■ **YOUR TASK**
Wherever the string "INFLUENCE" occurs in a line of these records, report that line.
=-=-=
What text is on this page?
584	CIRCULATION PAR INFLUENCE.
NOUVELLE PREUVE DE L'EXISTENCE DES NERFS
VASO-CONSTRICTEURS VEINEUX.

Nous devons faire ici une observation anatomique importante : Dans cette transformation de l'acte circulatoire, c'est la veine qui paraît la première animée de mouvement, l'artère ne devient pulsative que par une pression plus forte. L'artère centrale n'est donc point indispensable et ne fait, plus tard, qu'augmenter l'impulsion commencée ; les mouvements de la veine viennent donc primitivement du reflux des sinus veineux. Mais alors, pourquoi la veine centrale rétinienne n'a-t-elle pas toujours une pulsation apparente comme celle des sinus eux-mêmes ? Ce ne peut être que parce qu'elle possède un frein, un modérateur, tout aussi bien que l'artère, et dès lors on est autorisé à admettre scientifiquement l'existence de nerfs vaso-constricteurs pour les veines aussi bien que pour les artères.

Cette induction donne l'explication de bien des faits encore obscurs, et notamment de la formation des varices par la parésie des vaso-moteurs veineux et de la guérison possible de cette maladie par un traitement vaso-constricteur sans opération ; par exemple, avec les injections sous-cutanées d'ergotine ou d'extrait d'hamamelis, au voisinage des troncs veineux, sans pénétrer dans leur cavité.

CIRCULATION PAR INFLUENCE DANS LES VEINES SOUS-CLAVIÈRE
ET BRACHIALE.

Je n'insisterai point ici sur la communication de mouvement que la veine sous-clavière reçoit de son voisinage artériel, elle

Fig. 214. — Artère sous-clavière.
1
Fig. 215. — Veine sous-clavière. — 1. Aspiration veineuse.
=-=-=
■ **SOLUTION TO THE EXERCISE**
584	CIRCULATION PAR INFLUENCE.
CIRCULATION PAR INFLUENCE DANS LES VEINES SOUS-CLAVIÈRE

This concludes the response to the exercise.